▶ What is being asked:
Without the pictures, set down the records below word for word.

(Source records)
========================
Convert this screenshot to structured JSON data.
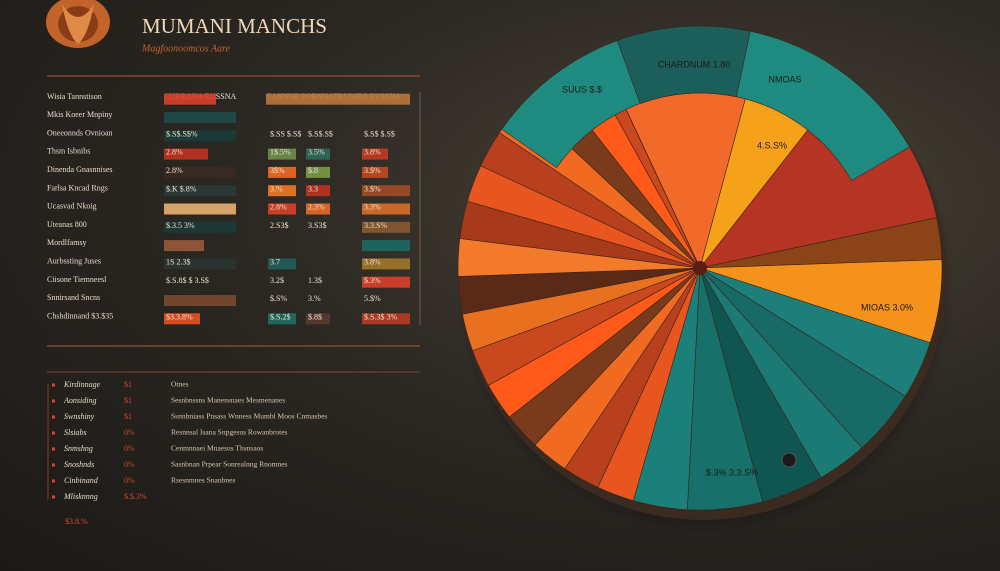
{
  "header": {
    "title": "MUMANI MANCHS",
    "subtitle": "Magfoonoomcos Aare"
  },
  "table": {
    "columns": [
      "CURRANA RUSSNA",
      "CANNNE PORNNATRUNIRS RUSSNA"
    ],
    "rows": [
      {
        "label": "Wisia Tannstison"
      },
      {
        "label": "Mkis Koeer Mnpiny"
      },
      {
        "label": "Oneeonnds Ovnioan",
        "c1": "$.S$.S$%",
        "c2": "$.SS $.S$",
        "c3": "$.S$.S$",
        "c4": "$.S$ $.S$"
      },
      {
        "label": "Thsm Isbnibs",
        "c1": "2.8%",
        "c2": "1$.5%",
        "c3": "3.5%",
        "c4": "3.8%"
      },
      {
        "label": "Dinenda Gnasnnises",
        "c1": "2.8%",
        "c2": "3$%",
        "c3": "$.8",
        "c4": "3.$%"
      },
      {
        "label": "Farlsa Kncad Rngs",
        "c1": "$.K $.8%",
        "c2": "3.%",
        "c3": "3.3",
        "c4": "3.$%"
      },
      {
        "label": "Ucasvad Nkoig",
        "c2": "2.8%",
        "c3": "2.3%",
        "c4": "3.3%"
      },
      {
        "label": "Uteanas 800",
        "c1": "$.3.5 3%",
        "c2": "2.S3$",
        "c3": "3.S3$",
        "c4": "3.3.S%"
      },
      {
        "label": "Mordlfamsy"
      },
      {
        "label": "Aurbssting Juses",
        "c1": "1S 2.3$",
        "c2": "3.7",
        "c4": "3.8%"
      },
      {
        "label": "Ciisone Tiemneesl",
        "c1": "$.S.8$ $ 3.S$",
        "c2": "3.2$",
        "c3": "1.3$",
        "c4": "$.3%"
      },
      {
        "label": "Snnirsand Sncns",
        "c2": "$.S%",
        "c3": "3.%",
        "c4": "5.$%"
      },
      {
        "label": "Chshdinnand $3.$35",
        "c1": "$3.3.8%",
        "c2": "$.S.2$",
        "c3": "$.8$",
        "c4": "$.S.3$ 3%"
      }
    ]
  },
  "list": {
    "items": [
      {
        "label": "Kirdinnage",
        "value": "$1"
      },
      {
        "label": "Aonsiding",
        "value": "$1"
      },
      {
        "label": "Swnshiny",
        "value": "$1"
      },
      {
        "label": "Slsiabs",
        "value": "0%"
      },
      {
        "label": "Snmshng",
        "value": "0%"
      },
      {
        "label": "Snoshnds",
        "value": "0%"
      },
      {
        "label": "Cinbinand",
        "value": "0%"
      },
      {
        "label": "Mlisknnng",
        "value": "$.$.3%"
      }
    ],
    "total": "$3.8.%"
  },
  "notes": {
    "title": "Otnes",
    "lines": [
      "Sesnbnssns Manensnaes Mesmenanes",
      "Ssnnbniass Pnsass Wnness Mumbl Moos Cnmasbes",
      "Resnnsal Isana Snpgesus Rowanbrotes",
      "Cenmnnaei Mnaesus Thsnsaos",
      "Sasnbnan Prpear Sonrealnng Rnomnes",
      "Rsesnmnes Snanbnes"
    ]
  },
  "pie_labels": [
    "CHARDNUM 1.80",
    "NMOAS",
    "SUUS $.$",
    "4.S.S%",
    "MIOAS 3.0%",
    "$.3% 3.3.S%"
  ]
}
========================
▶ Response to this exercise:
Convert this screenshot to structured JSON data.
{
  "header": {
    "title": "MUMANI MANCHS",
    "subtitle": "Magfoonoomcos Aare"
  },
  "table": {
    "columns": [
      "CURRANA RUSSNA",
      "CANNNE PORNNATRUNIRS RUSSNA"
    ],
    "rows": [
      {
        "label": "Wisia Tannstison"
      },
      {
        "label": "Mkis Koeer Mnpiny"
      },
      {
        "label": "Oneeonnds Ovnioan",
        "c1": "$.S$.S$%",
        "c2": "$.SS $.S$",
        "c3": "$.S$.S$",
        "c4": "$.S$ $.S$"
      },
      {
        "label": "Thsm Isbnibs",
        "c1": "2.8%",
        "c2": "1$.5%",
        "c3": "3.5%",
        "c4": "3.8%"
      },
      {
        "label": "Dinenda Gnasnnises",
        "c1": "2.8%",
        "c2": "3$%",
        "c3": "$.8",
        "c4": "3.$%"
      },
      {
        "label": "Farlsa Kncad Rngs",
        "c1": "$.K $.8%",
        "c2": "3.%",
        "c3": "3.3",
        "c4": "3.$%"
      },
      {
        "label": "Ucasvad Nkoig",
        "c2": "2.8%",
        "c3": "2.3%",
        "c4": "3.3%"
      },
      {
        "label": "Uteanas 800",
        "c1": "$.3.5 3%",
        "c2": "2.S3$",
        "c3": "3.S3$",
        "c4": "3.3.S%"
      },
      {
        "label": "Mordlfamsy"
      },
      {
        "label": "Aurbssting Juses",
        "c1": "1S 2.3$",
        "c2": "3.7",
        "c4": "3.8%"
      },
      {
        "label": "Ciisone Tiemneesl",
        "c1": "$.S.8$ $ 3.S$",
        "c2": "3.2$",
        "c3": "1.3$",
        "c4": "$.3%"
      },
      {
        "label": "Snnirsand Sncns",
        "c2": "$.S%",
        "c3": "3.%",
        "c4": "5.$%"
      },
      {
        "label": "Chshdinnand $3.$35",
        "c1": "$3.3.8%",
        "c2": "$.S.2$",
        "c3": "$.8$",
        "c4": "$.S.3$ 3%"
      }
    ]
  },
  "list": {
    "items": [
      {
        "label": "Kirdinnage",
        "value": "$1"
      },
      {
        "label": "Aonsiding",
        "value": "$1"
      },
      {
        "label": "Swnshiny",
        "value": "$1"
      },
      {
        "label": "Slsiabs",
        "value": "0%"
      },
      {
        "label": "Snmshng",
        "value": "0%"
      },
      {
        "label": "Snoshnds",
        "value": "0%"
      },
      {
        "label": "Cinbinand",
        "value": "0%"
      },
      {
        "label": "Mlisknnng",
        "value": "$.$.3%"
      }
    ],
    "total": "$3.8.%"
  },
  "notes": {
    "title": "Otnes",
    "lines": [
      "Sesnbnssns Manensnaes Mesmenanes",
      "Ssnnbniass Pnsass Wnness Mumbl Moos Cnmasbes",
      "Resnnsal Isana Snpgesus Rowanbrotes",
      "Cenmnnaei Mnaesus Thsnsaos",
      "Sasnbnan Prpear Sonrealnng Rnomnes",
      "Rsesnmnes Snanbnes"
    ]
  },
  "pie_labels": [
    "CHARDNUM 1.80",
    "NMOAS",
    "SUUS $.$",
    "4.S.S%",
    "MIOAS 3.0%",
    "$.3% 3.3.S%"
  ]
}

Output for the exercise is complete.